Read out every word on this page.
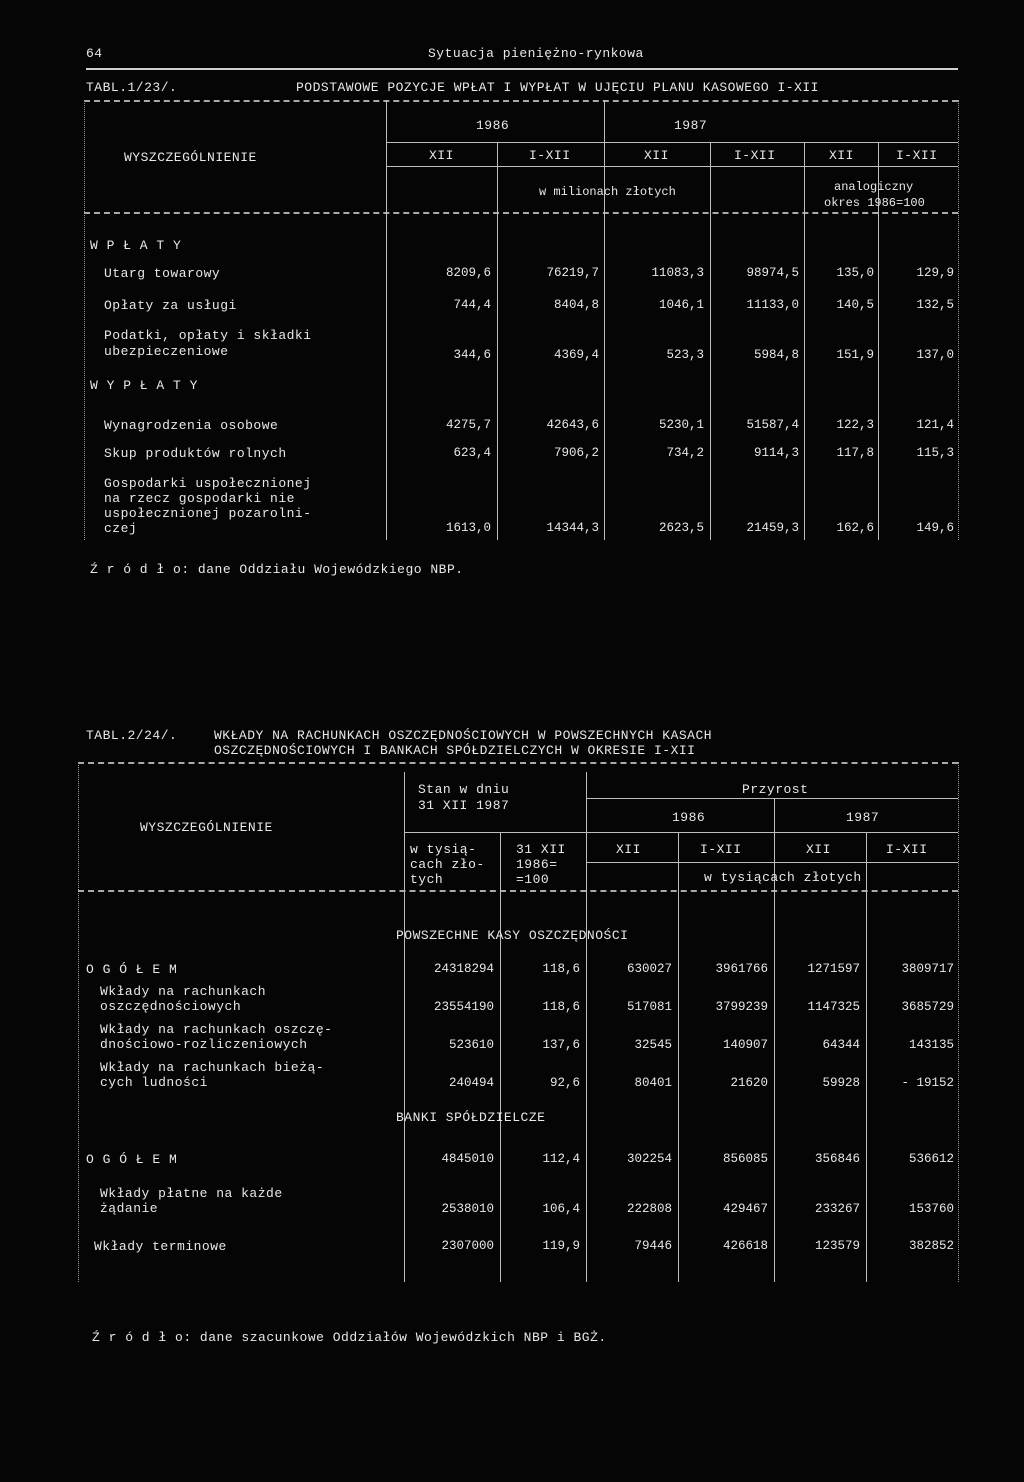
64	Sytuacja pieniężno-rynkowa
TABL.1/23/.	PODSTAWOWE POZYCJE WPŁAT I WYPŁAT W UJĘCIU PLANU KASOWEGO I-XII
WYSZCZEGÓLNIENIE
1986	1987
XII	I-XII	XII	I-XII	XII	I-XII
w milionach złotych	analogiczny
okres 1986=100
W P Ł A T Y
Utarg towarowy	8209,6	76219,7	11083,3	98974,5	135,0	129,9
Opłaty za usługi	744,4	8404,8	1046,1	11133,0	140,5	132,5
Podatki, opłaty i składki
ubezpieczeniowe	344,6	4369,4	523,3	5984,8	151,9	137,0
W Y P Ł A T Y
Wynagrodzenia osobowe	4275,7	42643,6	5230,1	51587,4	122,3	121,4
Skup produktów rolnych	623,4	7906,2	734,2	9114,3	117,8	115,3
Gospodarki uspołecznionej
na rzecz gospodarki nie
uspołecznionej pozarolni-
czej	1613,0	14344,3	2623,5	21459,3	162,6	149,6
Ź r ó d ł o: dane Oddziału Wojewódzkiego NBP.
TABL.2/24/.	WKŁADY NA RACHUNKACH OSZCZĘDNOŚCIOWYCH W POWSZECHNYCH KASACH
OSZCZĘDNOŚCIOWYCH I BANKACH SPÓŁDZIELCZYCH W OKRESIE I-XII
WYSZCZEGÓLNIENIE
Stan w dniu
31 XII 1987
w tysią-
cach zło-
tych
31 XII
1986=
=100
Przyrost
1986	1987
XII	I-XII	XII	I-XII
w tysiącach złotych
POWSZECHNE KASY OSZCZĘDNOŚCI
O G Ó Ł E M	24318294	118,6	630027	3961766	1271597	3809717
Wkłady na rachunkach
oszczędnościowych	23554190	118,6	517081	3799239	1147325	3685729
Wkłady na rachunkach oszczę-
dnościowo-rozliczeniowych	523610	137,6	32545	140907	64344	143135
Wkłady na rachunkach bieżą-
cych ludności	240494	92,6	80401	21620	59928	- 19152
BANKI SPÓŁDZIELCZE
O G Ó Ł E M	4845010	112,4	302254	856085	356846	536612
Wkłady płatne na każde
żądanie	2538010	106,4	222808	429467	233267	153760
Wkłady terminowe	2307000	119,9	79446	426618	123579	382852
Ź r ó d ł o: dane szacunkowe Oddziałów Wojewódzkich NBP i BGŻ.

▶ _THE EXERCISE_
Scan the entries above for the word "TABL" and collect each line holding it.

▶ _RESPONSE TO THIS TASK_
TABL.1/23/.	PODSTAWOWE POZYCJE WPŁAT I WYPŁAT W UJĘCIU PLANU KASOWEGO I-XII
TABL.2/24/.	WKŁADY NA RACHUNKACH OSZCZĘDNOŚCIOWYCH W POWSZECHNYCH KASACH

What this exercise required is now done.